Champion might be the one that comes to mind for most readers, but bare this in mind; there is no Champion without pain, especially when the deal expands to further stakeholders. Even the most senior people in the industry will say Champion, but leaders in organizations will almost never get a deal put in front of them without some form of pain being implicated.
The Underrated element of MEDDIC
Caroline opted for Decision Criteria, calling it something that should be used at the beginning of the discovery. “It works as a capability requirement,” she said. “It tells you what you need to fix the problem or pain, and if it is done correctly this can be the differentiator.
“It is something that is overlooked - people see things like price as Decision Criteria, which it isn’t - you have to influence it and get agreement from your Champion that the Decision Criteria are the required capabilities.”
Agreeing fully with Caroline’s point on Decision Criteria, Em went for Metrics and put it to use in her specific field of the industry. She said: “MEDDIC plays a great part in being a partner for salespeople, and a lot of times MEDDIC is great with transformational technology.
“Where people can get a bit lost in transformation tech is that there’s a bifurcation between disruptive transformational tech, where you are joining a pre-existing market and making noise. In this market, MEDDIC helps you through with pre-defined Metrics that you are looking for and trying to influence. On the other hand, there is evangelical transformational technology, where you are trying to create pain and opportunity.
“Sometimes salespeople gloss over Metrics and do not spend enough time there - I constantly see people differentiate themselves against their peers by getting into the weeds there, with their Champions, with their Economic Buyers, to define which Metrics can move the needle.”
How To Get Organizational Buy-In From Your Leaders
Cliff Dorsey certainly has a breadth of experience, leading to him brushing shoulders with the top leaders of various organizations. There aren’t many better suited to give advice on how to get these leaders to adopt MEDDIC.
He started by looking at MEDDIC from a holistic perspective, saying: “Look at why the buy-in is important. If you’re going to achieve the full abilities, something transformational and repeatable, you need complete buy-in from the organization.
“I see sales leaders get buy-in from just their team and find success, but that’s it. My advice for talking to a CEO is this; these are people that come from a product or engineering background - for them sales can seem like art of black magic!
—————
» **TASK SET**
#1 Output the stretch of the MEDDIC text from "How To Get Organizational" through "of black magic!", word for word.
#2 Return, verbatim, the stretch of the listing from its first line through the line containing "poster-name-label: 海报名 <box>453".
The MEDDIC text and the listing come from unrelated sources.

» **RECORDS SUPPLIED**
—————
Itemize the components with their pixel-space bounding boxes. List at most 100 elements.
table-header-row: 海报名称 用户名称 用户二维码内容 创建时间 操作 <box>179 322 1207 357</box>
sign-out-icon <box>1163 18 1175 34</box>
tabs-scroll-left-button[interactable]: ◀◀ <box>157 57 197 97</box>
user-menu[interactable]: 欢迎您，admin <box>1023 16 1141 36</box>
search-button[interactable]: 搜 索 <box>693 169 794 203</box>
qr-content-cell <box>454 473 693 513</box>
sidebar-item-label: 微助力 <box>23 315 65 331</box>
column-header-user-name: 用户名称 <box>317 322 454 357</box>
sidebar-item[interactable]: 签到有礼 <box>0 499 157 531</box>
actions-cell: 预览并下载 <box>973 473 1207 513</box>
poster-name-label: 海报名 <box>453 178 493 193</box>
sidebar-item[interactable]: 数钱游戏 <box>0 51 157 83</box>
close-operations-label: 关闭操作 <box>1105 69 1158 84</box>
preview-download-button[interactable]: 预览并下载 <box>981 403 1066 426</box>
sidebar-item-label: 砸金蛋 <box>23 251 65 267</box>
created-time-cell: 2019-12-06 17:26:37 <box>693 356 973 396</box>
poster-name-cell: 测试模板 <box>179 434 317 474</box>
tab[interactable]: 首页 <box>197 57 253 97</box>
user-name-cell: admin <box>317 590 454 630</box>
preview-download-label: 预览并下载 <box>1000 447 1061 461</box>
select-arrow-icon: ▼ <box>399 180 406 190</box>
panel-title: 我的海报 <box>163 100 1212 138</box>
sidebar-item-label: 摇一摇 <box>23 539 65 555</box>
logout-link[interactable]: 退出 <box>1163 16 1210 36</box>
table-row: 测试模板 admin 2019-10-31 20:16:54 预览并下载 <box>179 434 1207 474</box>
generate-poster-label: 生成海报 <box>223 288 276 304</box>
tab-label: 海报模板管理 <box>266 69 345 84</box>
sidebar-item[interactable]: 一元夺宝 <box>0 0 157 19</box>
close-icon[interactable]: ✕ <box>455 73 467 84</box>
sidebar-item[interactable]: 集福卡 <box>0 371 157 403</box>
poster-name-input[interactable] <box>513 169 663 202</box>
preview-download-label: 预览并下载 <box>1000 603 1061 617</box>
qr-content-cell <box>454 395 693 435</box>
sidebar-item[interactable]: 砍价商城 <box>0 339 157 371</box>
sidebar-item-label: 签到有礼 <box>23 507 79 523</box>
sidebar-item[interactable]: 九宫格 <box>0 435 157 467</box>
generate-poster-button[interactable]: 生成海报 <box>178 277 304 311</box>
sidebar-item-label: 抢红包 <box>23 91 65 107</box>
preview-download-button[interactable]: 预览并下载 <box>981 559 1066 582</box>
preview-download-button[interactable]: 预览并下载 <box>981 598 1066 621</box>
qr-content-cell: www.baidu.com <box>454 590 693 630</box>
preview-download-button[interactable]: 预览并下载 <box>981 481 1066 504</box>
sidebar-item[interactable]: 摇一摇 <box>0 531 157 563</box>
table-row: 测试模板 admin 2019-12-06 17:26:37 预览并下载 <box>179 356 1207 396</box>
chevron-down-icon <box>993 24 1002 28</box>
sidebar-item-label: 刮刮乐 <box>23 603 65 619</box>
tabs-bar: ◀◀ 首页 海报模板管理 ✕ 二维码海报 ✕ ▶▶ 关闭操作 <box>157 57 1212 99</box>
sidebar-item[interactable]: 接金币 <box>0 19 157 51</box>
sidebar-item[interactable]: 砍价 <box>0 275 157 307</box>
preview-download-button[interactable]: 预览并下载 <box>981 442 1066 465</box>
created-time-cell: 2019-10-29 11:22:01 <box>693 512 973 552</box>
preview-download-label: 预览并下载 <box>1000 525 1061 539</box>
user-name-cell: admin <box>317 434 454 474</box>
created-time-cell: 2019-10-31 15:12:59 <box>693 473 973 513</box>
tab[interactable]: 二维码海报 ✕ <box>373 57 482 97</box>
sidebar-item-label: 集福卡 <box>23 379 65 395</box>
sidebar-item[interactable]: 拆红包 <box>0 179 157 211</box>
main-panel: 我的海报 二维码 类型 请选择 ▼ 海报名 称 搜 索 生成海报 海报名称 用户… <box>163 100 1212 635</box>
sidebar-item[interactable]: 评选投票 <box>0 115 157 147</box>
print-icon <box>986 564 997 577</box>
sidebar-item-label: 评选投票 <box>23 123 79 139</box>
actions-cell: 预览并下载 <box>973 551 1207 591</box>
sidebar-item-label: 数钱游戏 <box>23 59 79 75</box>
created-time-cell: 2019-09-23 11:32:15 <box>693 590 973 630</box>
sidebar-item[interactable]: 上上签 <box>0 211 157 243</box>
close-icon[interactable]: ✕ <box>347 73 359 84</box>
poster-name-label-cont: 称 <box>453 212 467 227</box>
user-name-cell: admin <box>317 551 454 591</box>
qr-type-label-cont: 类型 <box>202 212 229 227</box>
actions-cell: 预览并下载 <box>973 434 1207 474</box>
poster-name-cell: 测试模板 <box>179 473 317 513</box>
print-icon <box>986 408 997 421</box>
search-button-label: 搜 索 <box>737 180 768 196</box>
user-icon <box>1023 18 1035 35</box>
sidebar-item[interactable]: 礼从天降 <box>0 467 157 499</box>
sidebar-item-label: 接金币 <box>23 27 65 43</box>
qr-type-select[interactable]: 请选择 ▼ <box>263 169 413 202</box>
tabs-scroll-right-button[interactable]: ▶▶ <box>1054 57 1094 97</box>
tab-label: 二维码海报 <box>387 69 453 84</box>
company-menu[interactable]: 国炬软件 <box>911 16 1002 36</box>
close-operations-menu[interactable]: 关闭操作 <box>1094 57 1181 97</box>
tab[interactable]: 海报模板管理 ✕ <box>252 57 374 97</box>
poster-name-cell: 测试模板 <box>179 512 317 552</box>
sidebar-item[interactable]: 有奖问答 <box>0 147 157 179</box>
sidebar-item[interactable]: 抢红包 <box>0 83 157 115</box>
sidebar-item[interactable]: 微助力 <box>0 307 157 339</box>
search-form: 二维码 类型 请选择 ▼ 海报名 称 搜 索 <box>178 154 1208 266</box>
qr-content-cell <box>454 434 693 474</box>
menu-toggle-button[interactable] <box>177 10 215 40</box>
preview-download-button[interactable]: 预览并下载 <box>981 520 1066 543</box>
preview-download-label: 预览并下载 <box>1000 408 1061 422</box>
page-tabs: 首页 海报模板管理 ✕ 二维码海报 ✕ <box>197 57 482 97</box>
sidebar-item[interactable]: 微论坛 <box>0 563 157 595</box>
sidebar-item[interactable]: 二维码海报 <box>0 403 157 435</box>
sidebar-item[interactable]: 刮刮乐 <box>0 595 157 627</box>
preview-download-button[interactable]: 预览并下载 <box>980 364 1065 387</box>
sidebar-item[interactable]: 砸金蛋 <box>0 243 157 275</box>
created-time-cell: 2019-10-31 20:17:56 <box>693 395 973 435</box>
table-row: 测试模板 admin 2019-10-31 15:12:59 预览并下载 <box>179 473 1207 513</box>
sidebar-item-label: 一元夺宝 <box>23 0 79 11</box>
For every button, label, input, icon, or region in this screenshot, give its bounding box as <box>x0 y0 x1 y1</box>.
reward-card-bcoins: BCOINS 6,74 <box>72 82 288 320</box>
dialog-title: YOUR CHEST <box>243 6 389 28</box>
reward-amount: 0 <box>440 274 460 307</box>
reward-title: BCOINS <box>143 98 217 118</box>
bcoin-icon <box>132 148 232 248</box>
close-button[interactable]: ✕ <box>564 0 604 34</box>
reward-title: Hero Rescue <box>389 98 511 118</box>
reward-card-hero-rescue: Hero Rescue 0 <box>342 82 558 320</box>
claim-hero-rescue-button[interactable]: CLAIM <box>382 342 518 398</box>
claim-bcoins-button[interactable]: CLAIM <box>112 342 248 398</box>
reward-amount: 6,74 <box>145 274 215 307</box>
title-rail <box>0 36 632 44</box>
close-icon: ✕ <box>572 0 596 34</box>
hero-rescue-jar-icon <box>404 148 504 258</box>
—————
» **SOLUTION SET**
#1
How To Get Organizational Buy-In From Your Leaders
Cliff Dorsey certainly has a breadth of experience, leading to him brushing shoulders with the top leaders of various organizations. There aren’t many better suited to give advice on how to get these leaders to adopt MEDDIC.
He started by looking at MEDDIC from a holistic perspective, saying: “Look at why the buy-in is important. If you’re going to achieve the full abilities, something transformational and repeatable, you need complete buy-in from the organization.
“I see sales leaders get buy-in from just their team and find success, but that’s it. My advice for talking to a CEO is this; these are people that come from a product or engineering background - for them sales can seem like art of black magic!

#2
Itemize the components with their pixel-space bounding boxes. List at most 100 elements.
table-header-row: 海报名称 用户名称 用户二维码内容 创建时间 操作 <box>179 322 1207 357</box>
sign-out-icon <box>1163 18 1175 34</box>
tabs-scroll-left-button[interactable]: ◀◀ <box>157 57 197 97</box>
user-menu[interactable]: 欢迎您，admin <box>1023 16 1141 36</box>
search-button[interactable]: 搜 索 <box>693 169 794 203</box>
qr-content-cell <box>454 473 693 513</box>
sidebar-item-label: 微助力 <box>23 315 65 331</box>
column-header-user-name: 用户名称 <box>317 322 454 357</box>
sidebar-item[interactable]: 签到有礼 <box>0 499 157 531</box>
actions-cell: 预览并下载 <box>973 473 1207 513</box>
poster-name-label: 海报名 <box>453 178 493 193</box>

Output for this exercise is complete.